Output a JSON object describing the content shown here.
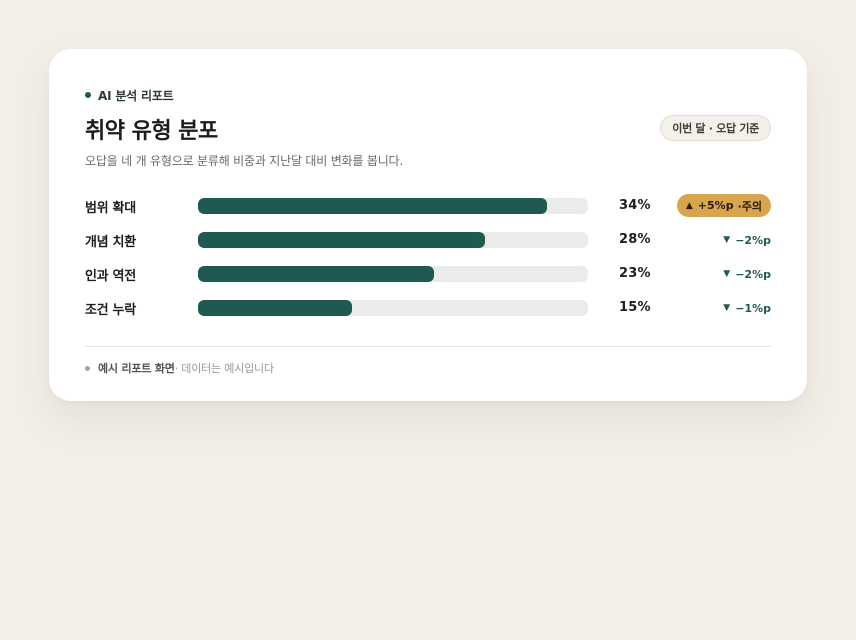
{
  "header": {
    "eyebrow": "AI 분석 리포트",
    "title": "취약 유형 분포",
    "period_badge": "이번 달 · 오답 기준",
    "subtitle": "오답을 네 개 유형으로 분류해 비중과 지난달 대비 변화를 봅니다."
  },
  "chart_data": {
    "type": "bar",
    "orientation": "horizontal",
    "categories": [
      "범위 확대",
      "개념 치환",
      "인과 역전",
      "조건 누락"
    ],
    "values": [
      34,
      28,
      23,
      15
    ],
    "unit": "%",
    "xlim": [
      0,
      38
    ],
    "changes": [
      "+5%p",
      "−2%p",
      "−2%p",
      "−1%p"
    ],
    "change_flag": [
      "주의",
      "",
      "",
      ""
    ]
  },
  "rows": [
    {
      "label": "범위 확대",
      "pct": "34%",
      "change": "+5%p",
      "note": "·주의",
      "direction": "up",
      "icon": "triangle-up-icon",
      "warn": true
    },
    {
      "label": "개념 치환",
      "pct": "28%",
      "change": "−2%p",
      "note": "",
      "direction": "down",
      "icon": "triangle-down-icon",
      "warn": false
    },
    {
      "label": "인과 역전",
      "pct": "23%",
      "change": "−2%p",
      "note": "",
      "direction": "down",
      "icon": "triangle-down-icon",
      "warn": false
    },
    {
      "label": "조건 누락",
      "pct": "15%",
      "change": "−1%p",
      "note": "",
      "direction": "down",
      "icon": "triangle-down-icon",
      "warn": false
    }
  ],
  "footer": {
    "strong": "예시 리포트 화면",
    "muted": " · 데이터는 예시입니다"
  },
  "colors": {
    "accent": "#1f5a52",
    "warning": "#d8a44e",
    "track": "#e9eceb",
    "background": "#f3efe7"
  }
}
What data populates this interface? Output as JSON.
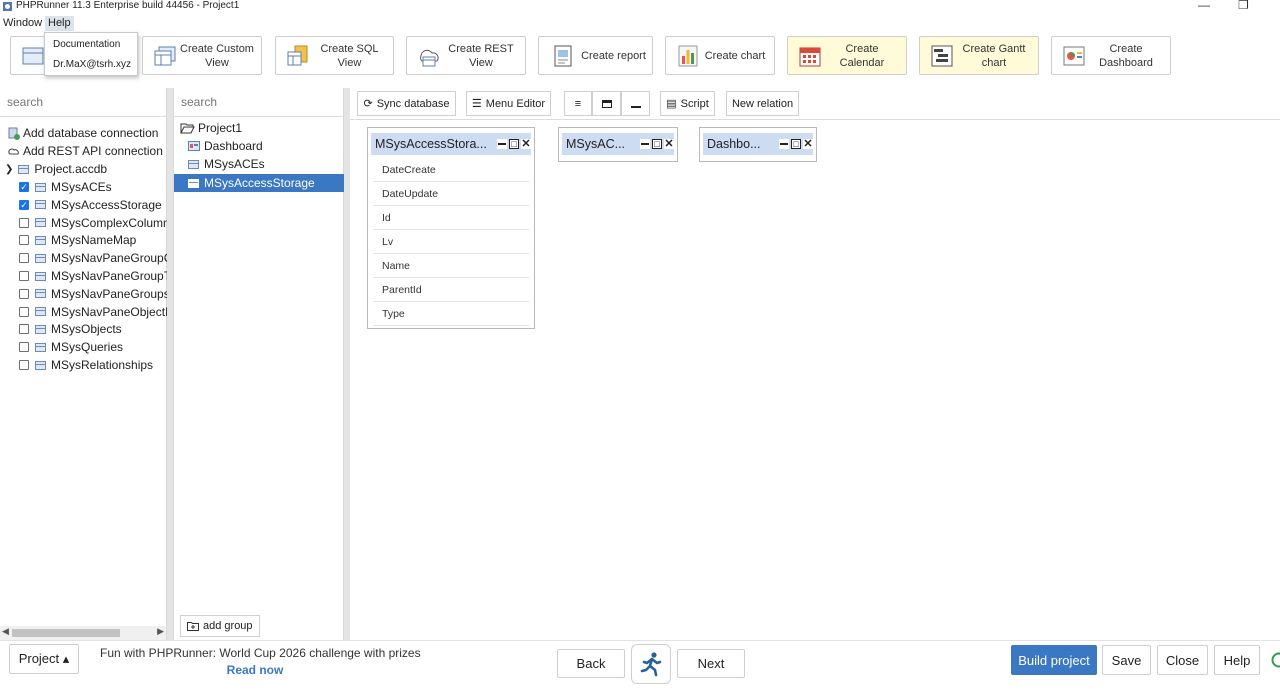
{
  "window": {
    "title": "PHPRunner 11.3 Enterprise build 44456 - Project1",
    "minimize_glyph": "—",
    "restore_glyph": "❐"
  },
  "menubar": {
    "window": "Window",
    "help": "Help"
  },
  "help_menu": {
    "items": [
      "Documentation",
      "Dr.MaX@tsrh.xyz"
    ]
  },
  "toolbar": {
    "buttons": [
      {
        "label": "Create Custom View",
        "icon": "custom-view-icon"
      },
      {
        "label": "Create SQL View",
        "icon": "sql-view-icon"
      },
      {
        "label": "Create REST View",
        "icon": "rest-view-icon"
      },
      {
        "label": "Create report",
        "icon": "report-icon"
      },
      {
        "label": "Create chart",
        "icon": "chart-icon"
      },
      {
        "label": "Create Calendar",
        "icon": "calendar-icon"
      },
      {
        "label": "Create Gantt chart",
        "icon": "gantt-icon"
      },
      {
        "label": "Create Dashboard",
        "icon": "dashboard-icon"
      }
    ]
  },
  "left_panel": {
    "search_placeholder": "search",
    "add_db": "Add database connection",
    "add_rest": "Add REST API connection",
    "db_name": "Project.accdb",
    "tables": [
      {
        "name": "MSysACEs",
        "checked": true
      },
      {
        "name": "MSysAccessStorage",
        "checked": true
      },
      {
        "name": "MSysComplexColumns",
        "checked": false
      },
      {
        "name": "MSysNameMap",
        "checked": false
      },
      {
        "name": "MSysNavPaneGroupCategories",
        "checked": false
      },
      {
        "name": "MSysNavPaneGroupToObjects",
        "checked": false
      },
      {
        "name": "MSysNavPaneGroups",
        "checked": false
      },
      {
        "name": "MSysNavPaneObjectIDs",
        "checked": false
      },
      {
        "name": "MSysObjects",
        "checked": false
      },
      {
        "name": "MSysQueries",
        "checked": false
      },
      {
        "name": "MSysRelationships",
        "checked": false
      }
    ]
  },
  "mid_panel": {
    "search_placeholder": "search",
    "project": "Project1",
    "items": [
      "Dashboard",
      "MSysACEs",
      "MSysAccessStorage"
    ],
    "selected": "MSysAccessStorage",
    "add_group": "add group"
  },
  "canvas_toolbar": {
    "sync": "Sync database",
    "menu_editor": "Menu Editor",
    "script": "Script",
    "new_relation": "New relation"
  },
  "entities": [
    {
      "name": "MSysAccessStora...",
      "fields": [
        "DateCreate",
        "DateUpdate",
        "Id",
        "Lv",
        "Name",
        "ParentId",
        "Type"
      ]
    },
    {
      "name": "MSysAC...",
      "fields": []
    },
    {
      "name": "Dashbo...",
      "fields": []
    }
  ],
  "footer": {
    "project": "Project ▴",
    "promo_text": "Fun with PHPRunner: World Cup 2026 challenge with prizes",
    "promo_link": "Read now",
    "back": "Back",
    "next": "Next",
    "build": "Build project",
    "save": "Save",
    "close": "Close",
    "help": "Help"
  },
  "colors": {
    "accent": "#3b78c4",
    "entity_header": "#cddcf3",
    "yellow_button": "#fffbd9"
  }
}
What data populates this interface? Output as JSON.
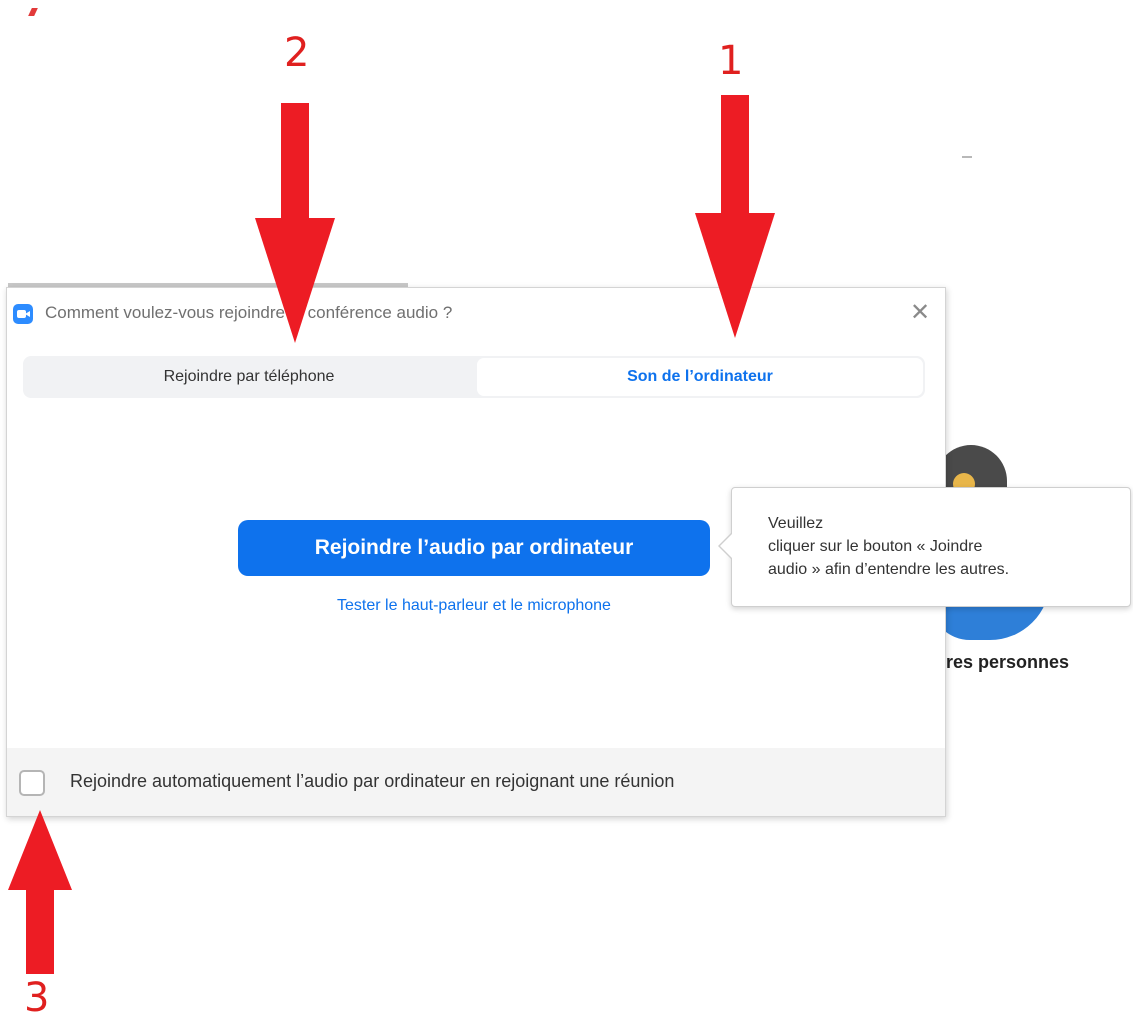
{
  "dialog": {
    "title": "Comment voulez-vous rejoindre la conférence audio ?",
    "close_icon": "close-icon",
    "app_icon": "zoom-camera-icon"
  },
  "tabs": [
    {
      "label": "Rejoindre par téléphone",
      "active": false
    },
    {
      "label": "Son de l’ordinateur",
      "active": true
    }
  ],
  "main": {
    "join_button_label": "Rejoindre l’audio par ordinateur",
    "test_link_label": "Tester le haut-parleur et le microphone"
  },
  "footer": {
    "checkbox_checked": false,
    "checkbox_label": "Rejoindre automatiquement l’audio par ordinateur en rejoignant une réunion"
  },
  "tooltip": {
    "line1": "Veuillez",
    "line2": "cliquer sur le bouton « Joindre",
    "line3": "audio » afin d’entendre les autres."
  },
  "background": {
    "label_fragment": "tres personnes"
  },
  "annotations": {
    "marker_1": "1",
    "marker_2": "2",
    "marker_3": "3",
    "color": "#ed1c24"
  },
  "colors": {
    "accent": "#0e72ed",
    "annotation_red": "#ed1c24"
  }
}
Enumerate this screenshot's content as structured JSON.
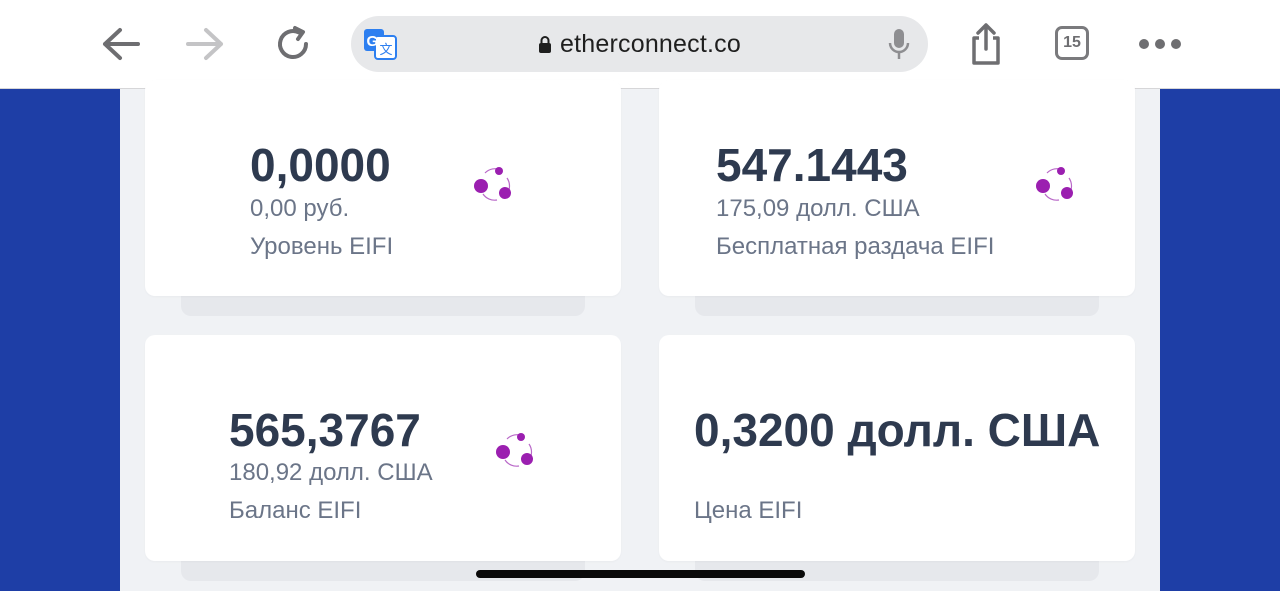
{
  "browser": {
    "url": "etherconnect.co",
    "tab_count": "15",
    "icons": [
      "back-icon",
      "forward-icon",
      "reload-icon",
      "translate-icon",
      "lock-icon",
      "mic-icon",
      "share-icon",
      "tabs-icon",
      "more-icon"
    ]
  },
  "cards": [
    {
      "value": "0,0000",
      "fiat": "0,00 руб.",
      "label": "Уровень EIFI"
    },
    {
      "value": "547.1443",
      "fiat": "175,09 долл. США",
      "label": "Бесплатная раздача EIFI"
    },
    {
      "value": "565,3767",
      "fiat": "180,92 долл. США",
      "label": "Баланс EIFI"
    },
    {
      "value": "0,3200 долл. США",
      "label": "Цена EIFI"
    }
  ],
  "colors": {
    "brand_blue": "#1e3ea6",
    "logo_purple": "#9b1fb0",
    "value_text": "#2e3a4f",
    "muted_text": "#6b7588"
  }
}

The problem:
Find the lines containing "database" and list every one of them.

Task output:
    "add_db": "Add database connection",
    "sync": "Sync database",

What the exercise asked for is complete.